• _Problem_
Reproduce word for word the lines of the first listing below, from the line containing "- heatmap-y-tick-label: 6: [209, 58, 213, 65]" through the line containing "- legend-entry: L = 3.0: [228, 370, 255, 380]", including both of those lines.

• _The records_
▬▬▬▬▬▬▬▬▬▬
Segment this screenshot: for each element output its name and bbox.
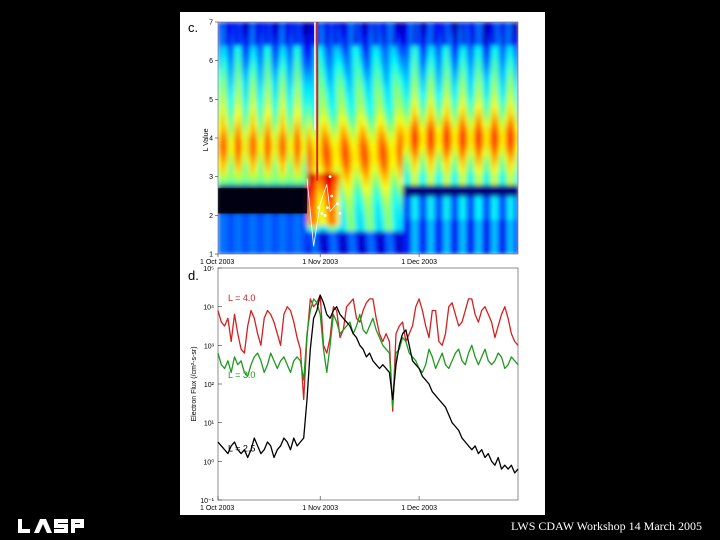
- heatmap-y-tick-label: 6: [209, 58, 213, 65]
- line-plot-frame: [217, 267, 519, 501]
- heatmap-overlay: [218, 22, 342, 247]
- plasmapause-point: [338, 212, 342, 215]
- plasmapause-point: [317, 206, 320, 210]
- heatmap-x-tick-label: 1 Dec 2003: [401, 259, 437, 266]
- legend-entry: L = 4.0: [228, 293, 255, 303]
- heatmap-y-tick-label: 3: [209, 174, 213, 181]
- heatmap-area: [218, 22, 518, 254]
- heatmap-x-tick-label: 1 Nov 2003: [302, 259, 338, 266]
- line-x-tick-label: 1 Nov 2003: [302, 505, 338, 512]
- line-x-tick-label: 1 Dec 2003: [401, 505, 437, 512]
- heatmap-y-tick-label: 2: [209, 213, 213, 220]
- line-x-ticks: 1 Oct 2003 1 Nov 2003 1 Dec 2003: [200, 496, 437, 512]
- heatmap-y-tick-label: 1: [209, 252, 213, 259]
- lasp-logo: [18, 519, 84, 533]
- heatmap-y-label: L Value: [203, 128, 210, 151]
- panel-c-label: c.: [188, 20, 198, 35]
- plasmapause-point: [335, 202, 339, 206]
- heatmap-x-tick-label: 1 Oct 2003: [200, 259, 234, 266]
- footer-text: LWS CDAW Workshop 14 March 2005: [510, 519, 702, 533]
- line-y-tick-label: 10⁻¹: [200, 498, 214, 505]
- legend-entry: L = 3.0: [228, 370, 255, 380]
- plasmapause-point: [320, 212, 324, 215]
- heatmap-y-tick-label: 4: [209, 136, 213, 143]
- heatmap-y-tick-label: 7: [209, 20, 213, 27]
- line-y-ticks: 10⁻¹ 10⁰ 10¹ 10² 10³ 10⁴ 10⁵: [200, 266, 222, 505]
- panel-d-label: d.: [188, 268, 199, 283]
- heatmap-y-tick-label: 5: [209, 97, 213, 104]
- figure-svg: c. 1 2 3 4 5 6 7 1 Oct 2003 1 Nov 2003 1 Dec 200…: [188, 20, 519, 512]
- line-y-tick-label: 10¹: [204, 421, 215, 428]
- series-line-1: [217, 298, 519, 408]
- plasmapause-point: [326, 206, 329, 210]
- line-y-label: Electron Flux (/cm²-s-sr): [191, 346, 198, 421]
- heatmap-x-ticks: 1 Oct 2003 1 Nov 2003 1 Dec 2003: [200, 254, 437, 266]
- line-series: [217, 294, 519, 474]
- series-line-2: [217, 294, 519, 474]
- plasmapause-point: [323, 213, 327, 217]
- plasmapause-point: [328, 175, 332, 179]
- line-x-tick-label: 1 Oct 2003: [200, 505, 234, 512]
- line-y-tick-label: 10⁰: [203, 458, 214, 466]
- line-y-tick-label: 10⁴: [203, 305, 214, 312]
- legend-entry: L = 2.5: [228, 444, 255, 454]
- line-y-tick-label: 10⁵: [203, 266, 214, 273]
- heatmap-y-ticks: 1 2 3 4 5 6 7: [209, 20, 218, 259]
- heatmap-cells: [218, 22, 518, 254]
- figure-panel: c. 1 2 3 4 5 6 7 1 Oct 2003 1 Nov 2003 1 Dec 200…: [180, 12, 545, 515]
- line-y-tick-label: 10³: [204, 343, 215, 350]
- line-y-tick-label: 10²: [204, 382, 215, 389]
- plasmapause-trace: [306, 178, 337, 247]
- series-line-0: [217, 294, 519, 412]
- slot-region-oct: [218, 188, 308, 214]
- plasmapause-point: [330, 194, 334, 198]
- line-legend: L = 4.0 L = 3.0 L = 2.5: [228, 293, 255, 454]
▬▬▬▬▬▬▬▬▬▬
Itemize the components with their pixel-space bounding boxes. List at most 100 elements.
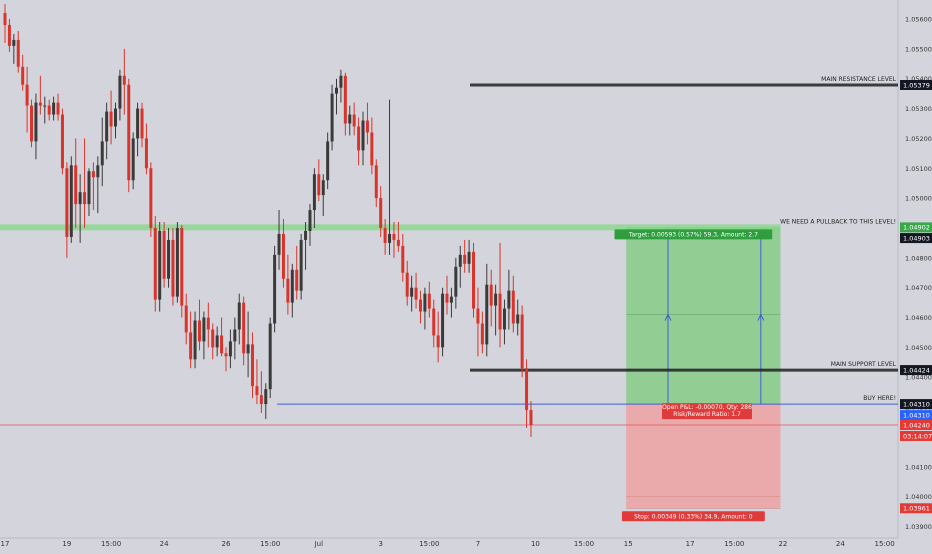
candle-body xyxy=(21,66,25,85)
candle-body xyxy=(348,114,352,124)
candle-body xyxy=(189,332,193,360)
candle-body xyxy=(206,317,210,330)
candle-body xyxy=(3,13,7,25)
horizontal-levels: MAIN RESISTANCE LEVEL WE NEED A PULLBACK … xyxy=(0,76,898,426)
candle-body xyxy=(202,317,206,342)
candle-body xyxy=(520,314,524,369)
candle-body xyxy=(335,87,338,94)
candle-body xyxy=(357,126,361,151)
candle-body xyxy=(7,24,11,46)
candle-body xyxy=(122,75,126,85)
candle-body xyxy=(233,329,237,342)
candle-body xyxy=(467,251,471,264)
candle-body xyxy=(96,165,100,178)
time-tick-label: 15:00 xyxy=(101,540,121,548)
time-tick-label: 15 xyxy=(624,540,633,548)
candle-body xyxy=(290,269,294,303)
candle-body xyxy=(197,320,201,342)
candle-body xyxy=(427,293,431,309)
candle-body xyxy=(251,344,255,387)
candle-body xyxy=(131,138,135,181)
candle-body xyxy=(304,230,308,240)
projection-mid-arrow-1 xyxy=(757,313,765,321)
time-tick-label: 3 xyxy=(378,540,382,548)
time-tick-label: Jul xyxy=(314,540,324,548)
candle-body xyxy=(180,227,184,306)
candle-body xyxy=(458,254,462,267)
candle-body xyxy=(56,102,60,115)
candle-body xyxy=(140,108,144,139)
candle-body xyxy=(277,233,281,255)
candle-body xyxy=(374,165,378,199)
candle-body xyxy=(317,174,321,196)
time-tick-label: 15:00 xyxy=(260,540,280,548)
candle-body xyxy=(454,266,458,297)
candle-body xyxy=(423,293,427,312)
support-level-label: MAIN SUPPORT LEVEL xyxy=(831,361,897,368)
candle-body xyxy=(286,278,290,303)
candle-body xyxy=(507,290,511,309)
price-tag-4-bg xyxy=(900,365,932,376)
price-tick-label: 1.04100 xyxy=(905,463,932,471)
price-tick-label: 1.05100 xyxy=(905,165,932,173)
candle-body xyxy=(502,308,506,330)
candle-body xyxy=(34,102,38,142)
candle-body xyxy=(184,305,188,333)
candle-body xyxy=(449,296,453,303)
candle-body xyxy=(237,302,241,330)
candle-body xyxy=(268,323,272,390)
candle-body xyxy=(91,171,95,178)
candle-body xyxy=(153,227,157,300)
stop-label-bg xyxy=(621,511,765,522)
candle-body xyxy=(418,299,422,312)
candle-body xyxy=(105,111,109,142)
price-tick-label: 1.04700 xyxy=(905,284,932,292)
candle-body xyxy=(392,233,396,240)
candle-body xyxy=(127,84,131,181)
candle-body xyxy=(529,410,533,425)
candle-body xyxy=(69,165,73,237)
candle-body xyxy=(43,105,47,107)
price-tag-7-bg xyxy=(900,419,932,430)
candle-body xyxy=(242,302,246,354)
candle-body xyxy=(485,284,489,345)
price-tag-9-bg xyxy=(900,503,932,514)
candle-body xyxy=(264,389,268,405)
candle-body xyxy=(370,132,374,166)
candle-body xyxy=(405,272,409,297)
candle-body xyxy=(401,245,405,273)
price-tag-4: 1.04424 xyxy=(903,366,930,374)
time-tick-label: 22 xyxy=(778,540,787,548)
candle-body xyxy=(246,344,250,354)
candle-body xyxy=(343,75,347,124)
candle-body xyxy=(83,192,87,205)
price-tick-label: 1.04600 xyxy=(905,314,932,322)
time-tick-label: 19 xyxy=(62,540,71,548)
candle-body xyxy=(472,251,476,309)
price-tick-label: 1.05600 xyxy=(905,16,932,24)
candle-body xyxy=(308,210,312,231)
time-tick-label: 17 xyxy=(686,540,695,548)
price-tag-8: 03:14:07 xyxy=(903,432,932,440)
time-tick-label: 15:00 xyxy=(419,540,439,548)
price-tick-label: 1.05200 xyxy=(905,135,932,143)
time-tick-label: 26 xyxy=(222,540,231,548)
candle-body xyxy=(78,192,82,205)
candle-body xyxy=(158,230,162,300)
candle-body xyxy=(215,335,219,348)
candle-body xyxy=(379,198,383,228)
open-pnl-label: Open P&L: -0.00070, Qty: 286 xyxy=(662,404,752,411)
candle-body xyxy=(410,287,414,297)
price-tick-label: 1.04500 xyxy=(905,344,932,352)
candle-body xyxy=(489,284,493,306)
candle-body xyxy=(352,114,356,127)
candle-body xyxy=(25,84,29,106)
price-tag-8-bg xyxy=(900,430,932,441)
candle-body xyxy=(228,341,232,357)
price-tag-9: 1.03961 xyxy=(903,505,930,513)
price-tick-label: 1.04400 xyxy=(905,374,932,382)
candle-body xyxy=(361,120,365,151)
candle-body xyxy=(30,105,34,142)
▬▬▬▬▬▬▬▬▬▬
• _Reply to the task_
- heatmap-y-tick-label: 6: [209, 58, 213, 65]
- line-plot-frame: [217, 267, 519, 501]
- heatmap-overlay: [218, 22, 342, 247]
- plasmapause-point: [338, 212, 342, 215]
- plasmapause-point: [317, 206, 320, 210]
- heatmap-x-tick-label: 1 Dec 2003: [401, 259, 437, 266]
- legend-entry: L = 4.0: [228, 293, 255, 303]
- heatmap-y-tick-label: 3: [209, 174, 213, 181]
- heatmap-area: [218, 22, 518, 254]
- heatmap-x-tick-label: 1 Nov 2003: [302, 259, 338, 266]
- line-x-tick-label: 1 Nov 2003: [302, 505, 338, 512]
- line-x-tick-label: 1 Dec 2003: [401, 505, 437, 512]
- heatmap-y-tick-label: 2: [209, 213, 213, 220]
- line-x-ticks: 1 Oct 2003 1 Nov 2003 1 Dec 2003: [200, 496, 437, 512]
- heatmap-y-tick-label: 1: [209, 252, 213, 259]
- lasp-logo: [18, 519, 84, 533]
- heatmap-y-label: L Value: [203, 128, 210, 151]
- panel-c-label: c.: [188, 20, 198, 35]
- plasmapause-point: [335, 202, 339, 206]
- heatmap-x-tick-label: 1 Oct 2003: [200, 259, 234, 266]
- footer-text: LWS CDAW Workshop 14 March 2005: [510, 519, 702, 533]
- line-y-tick-label: 10⁻¹: [200, 498, 214, 505]
- legend-entry: L = 3.0: [228, 370, 255, 380]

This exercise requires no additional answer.